* _Raw records_
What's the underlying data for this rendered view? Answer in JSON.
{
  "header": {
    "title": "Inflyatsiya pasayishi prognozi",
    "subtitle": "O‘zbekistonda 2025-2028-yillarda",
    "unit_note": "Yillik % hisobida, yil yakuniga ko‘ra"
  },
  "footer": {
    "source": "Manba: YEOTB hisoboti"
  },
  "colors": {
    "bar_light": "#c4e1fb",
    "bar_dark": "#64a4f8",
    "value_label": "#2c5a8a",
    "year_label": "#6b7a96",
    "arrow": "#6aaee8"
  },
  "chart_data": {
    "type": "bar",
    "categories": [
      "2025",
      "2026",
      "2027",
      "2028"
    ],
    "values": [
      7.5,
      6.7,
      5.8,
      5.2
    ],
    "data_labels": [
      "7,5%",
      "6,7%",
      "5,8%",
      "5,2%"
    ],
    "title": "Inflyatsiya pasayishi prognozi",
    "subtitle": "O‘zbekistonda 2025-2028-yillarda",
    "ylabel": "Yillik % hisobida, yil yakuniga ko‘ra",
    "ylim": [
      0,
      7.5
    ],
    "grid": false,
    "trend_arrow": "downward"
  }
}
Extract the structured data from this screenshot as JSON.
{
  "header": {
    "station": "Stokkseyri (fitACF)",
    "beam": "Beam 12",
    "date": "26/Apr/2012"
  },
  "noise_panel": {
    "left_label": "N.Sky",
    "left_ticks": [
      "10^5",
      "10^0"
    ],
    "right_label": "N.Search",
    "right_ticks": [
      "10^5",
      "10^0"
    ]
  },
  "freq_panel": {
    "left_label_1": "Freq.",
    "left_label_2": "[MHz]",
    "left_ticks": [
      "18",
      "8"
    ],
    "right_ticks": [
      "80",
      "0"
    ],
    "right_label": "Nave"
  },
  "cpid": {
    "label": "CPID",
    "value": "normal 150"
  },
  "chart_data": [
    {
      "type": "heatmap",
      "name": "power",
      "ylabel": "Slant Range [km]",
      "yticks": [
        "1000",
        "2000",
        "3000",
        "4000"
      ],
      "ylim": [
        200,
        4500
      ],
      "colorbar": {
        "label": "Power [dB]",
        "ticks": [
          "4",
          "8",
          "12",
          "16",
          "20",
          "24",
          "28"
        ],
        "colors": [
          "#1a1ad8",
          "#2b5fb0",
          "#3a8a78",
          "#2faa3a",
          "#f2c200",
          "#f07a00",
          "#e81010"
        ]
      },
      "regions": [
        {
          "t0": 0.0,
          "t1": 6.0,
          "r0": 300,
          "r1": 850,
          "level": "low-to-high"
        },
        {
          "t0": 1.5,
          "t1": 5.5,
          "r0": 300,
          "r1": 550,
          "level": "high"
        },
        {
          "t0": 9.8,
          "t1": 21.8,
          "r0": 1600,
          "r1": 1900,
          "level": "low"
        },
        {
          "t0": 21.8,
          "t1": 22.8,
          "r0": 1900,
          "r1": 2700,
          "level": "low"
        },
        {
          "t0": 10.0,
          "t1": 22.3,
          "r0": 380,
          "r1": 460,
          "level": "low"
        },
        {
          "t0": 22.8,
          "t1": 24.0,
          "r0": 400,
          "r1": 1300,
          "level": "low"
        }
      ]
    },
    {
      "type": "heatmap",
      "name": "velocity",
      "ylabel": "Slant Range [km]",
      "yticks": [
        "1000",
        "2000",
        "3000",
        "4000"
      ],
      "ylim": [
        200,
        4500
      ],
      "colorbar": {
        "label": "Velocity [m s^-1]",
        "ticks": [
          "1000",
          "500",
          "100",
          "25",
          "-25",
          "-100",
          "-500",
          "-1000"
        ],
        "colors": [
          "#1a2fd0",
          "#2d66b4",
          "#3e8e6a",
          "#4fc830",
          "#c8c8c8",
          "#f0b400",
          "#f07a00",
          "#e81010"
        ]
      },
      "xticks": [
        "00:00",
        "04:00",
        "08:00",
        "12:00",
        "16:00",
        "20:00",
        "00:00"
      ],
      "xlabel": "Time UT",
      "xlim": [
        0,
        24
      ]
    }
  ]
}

* _Objective_
Tally up the lines in the preceding listing that contain the string "JSON". Respond with the number and nothing else.

* _Solution to this problem_
2